DATA FOR PROCESSING
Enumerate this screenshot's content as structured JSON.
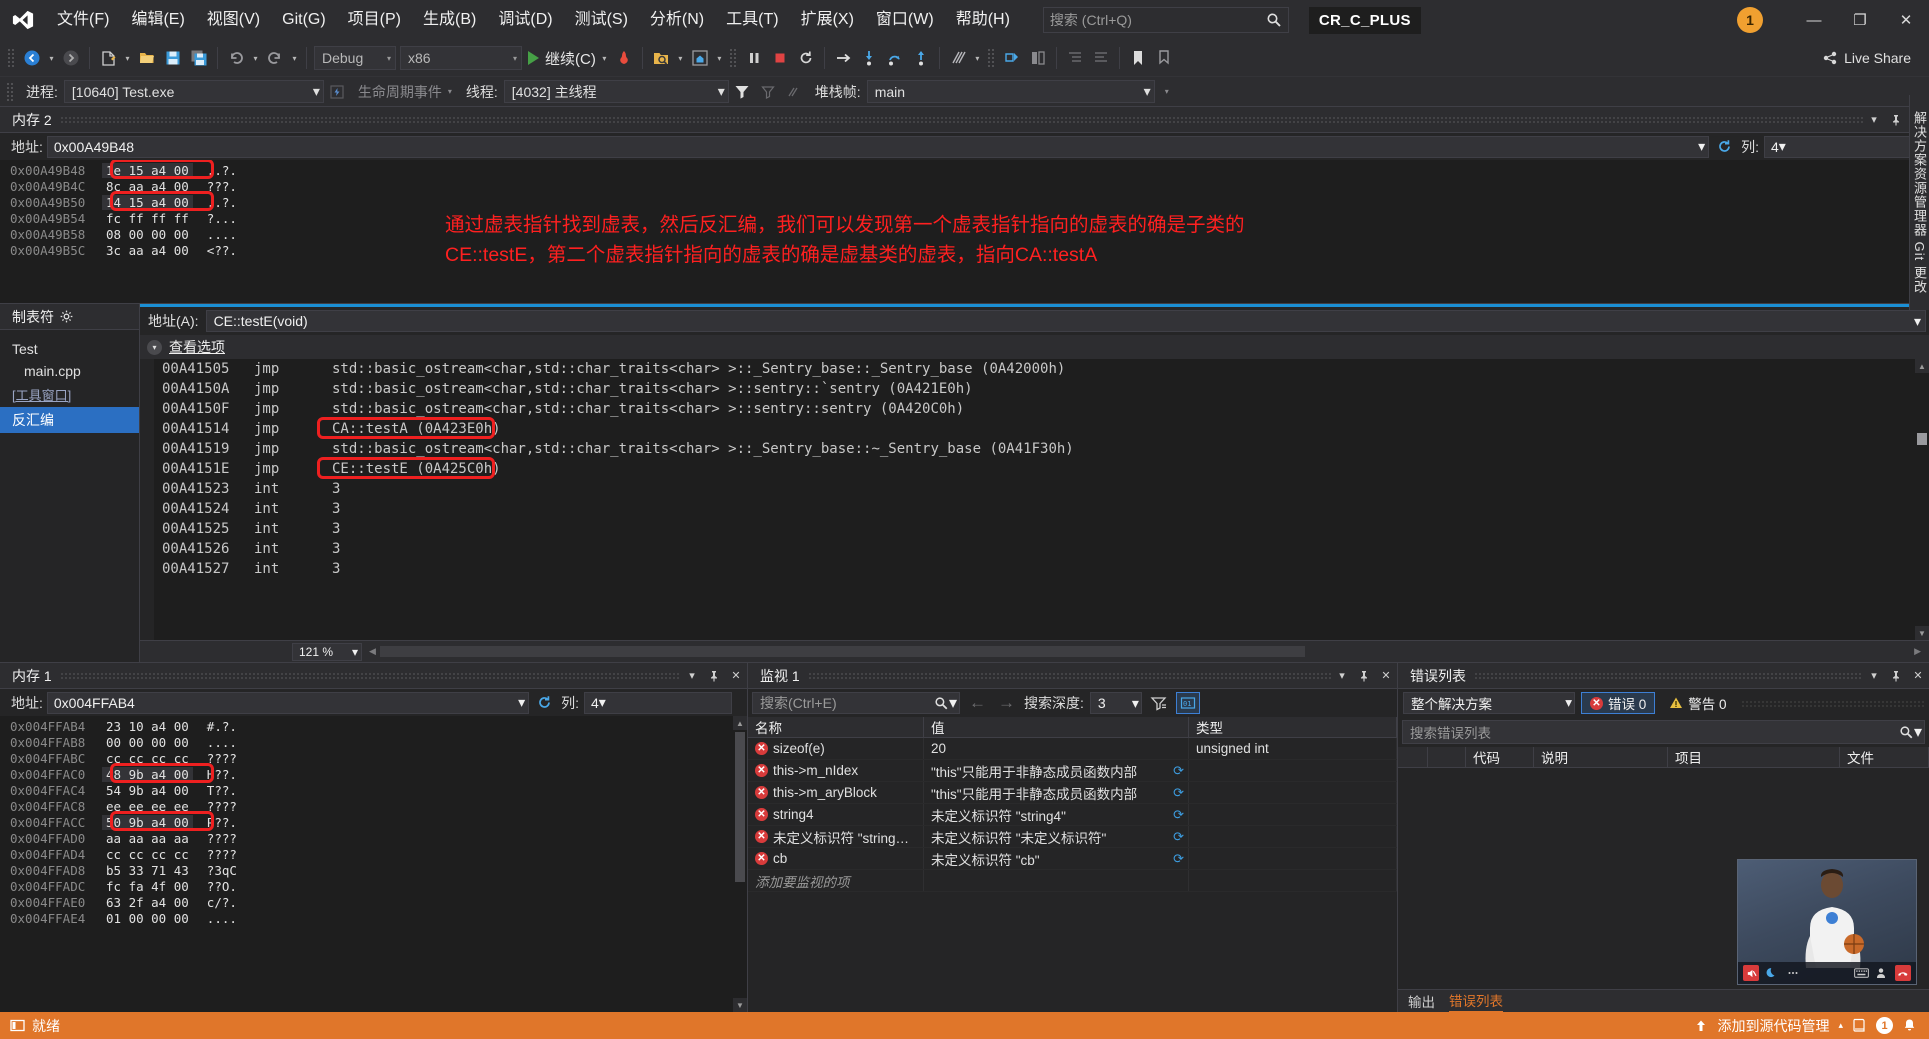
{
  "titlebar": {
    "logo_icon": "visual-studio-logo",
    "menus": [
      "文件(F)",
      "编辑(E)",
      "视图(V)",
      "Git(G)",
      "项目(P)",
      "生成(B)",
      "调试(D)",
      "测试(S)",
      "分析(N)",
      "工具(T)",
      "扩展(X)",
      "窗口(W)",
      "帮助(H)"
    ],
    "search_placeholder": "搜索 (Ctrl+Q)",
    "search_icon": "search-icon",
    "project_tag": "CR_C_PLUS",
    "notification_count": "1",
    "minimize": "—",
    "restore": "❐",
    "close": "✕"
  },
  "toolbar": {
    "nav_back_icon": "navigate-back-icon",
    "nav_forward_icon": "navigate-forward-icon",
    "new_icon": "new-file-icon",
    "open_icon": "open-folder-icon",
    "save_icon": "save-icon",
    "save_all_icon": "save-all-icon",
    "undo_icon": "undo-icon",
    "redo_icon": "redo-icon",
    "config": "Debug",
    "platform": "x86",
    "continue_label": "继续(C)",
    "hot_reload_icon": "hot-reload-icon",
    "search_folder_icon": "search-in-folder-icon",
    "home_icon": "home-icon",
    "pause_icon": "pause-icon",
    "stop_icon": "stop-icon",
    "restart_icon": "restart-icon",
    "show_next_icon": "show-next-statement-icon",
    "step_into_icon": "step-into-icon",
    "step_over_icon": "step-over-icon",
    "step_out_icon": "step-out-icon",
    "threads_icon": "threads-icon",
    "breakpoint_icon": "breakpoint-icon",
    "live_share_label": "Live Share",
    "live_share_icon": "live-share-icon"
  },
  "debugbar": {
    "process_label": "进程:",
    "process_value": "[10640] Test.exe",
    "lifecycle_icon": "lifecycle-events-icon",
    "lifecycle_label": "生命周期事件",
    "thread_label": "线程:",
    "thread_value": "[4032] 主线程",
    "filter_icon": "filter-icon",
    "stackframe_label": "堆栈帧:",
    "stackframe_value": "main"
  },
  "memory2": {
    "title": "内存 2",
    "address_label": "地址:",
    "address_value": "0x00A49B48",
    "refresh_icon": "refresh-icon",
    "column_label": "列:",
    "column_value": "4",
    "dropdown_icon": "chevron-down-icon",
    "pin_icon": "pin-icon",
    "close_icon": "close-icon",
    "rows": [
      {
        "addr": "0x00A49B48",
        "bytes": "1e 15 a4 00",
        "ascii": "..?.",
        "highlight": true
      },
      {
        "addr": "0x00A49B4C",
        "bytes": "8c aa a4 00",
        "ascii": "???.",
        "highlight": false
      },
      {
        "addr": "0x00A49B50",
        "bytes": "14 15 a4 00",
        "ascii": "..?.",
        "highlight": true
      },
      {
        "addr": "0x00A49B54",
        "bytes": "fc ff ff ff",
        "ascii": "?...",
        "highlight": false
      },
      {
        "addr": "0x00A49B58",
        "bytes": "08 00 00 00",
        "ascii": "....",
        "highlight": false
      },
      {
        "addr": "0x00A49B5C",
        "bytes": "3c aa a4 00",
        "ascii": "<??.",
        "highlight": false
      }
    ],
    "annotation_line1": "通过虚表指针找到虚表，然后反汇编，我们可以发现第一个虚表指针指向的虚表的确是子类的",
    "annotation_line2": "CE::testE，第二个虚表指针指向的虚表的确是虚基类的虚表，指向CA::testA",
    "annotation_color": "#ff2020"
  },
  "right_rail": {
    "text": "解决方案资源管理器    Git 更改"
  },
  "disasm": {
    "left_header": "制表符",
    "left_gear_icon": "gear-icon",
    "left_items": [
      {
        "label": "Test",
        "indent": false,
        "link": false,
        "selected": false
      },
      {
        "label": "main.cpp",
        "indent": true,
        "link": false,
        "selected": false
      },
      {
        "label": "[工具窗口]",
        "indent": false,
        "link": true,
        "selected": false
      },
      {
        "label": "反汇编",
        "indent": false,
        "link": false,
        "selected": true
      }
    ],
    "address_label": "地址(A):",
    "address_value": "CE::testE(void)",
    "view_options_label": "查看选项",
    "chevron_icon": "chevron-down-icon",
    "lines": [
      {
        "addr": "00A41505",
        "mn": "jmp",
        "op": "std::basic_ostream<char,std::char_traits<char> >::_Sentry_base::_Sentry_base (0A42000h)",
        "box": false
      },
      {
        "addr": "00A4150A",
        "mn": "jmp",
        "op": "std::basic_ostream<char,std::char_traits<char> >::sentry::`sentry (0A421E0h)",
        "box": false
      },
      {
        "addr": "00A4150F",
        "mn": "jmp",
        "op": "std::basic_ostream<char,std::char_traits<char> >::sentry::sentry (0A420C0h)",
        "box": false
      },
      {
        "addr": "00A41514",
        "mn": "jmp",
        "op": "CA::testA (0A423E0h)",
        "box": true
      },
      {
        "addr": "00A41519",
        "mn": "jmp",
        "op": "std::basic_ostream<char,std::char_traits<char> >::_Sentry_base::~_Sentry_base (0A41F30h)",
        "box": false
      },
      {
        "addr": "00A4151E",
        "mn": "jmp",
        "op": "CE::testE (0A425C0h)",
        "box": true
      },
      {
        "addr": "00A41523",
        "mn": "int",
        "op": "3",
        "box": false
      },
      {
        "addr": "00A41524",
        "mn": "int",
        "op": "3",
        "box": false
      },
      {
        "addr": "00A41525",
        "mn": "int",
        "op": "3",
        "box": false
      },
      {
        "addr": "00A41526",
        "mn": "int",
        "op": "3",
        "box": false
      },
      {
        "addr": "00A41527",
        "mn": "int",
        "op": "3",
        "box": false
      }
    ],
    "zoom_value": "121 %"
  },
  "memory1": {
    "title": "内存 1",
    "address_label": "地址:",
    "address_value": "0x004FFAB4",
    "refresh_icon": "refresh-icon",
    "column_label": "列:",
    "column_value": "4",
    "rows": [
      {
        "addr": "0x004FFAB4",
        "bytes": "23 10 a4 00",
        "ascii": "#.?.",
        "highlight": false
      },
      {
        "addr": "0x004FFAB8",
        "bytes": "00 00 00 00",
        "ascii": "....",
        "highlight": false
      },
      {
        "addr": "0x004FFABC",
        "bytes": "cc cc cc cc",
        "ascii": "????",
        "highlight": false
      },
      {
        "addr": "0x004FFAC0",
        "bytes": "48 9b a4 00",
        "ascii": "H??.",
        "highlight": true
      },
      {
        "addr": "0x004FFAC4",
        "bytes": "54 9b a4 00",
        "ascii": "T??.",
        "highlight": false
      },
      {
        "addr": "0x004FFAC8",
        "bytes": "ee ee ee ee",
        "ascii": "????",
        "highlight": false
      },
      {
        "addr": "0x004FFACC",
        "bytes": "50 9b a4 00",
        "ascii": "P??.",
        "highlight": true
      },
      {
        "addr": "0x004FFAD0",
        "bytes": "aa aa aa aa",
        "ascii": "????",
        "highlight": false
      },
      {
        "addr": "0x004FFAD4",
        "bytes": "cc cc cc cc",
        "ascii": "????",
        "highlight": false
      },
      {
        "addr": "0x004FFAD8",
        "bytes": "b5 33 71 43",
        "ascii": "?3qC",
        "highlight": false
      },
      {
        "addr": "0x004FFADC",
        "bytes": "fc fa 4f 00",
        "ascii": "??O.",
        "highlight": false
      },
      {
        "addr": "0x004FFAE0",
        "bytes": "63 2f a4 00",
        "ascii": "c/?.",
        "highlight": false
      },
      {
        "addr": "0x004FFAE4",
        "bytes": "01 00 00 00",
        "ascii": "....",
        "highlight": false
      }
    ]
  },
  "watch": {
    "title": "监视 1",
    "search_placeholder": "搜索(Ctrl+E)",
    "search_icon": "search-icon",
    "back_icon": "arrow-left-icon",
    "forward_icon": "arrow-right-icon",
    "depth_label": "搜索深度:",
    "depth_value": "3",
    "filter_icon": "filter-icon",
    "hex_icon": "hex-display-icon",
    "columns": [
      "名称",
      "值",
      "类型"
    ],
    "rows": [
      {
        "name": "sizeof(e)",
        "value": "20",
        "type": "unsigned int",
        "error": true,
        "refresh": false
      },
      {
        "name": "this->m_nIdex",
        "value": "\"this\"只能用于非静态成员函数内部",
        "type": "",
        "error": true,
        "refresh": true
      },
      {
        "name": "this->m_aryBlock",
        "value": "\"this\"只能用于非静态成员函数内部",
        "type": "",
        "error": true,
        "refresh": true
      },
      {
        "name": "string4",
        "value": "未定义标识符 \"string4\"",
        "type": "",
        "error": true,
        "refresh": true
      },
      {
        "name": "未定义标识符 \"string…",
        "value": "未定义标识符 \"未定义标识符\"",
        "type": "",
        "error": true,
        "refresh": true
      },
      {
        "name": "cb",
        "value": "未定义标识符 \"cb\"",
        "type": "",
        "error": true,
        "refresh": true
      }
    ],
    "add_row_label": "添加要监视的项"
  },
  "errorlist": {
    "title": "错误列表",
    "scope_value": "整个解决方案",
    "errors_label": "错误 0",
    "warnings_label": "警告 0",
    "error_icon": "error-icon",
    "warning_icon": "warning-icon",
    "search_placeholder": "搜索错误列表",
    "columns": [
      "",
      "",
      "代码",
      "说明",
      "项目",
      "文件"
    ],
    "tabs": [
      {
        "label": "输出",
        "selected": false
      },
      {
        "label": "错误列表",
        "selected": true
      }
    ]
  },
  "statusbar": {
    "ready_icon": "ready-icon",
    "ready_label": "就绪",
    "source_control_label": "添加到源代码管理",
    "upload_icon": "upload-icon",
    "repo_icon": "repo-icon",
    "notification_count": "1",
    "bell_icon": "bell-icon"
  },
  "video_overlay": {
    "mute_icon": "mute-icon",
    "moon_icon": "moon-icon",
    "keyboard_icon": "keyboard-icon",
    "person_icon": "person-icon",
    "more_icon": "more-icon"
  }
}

THE TASK
Tally up the lines in the preceding listing that contain the string "name". Respond with the number and nothing else.

EXERCISE OUTPUT
6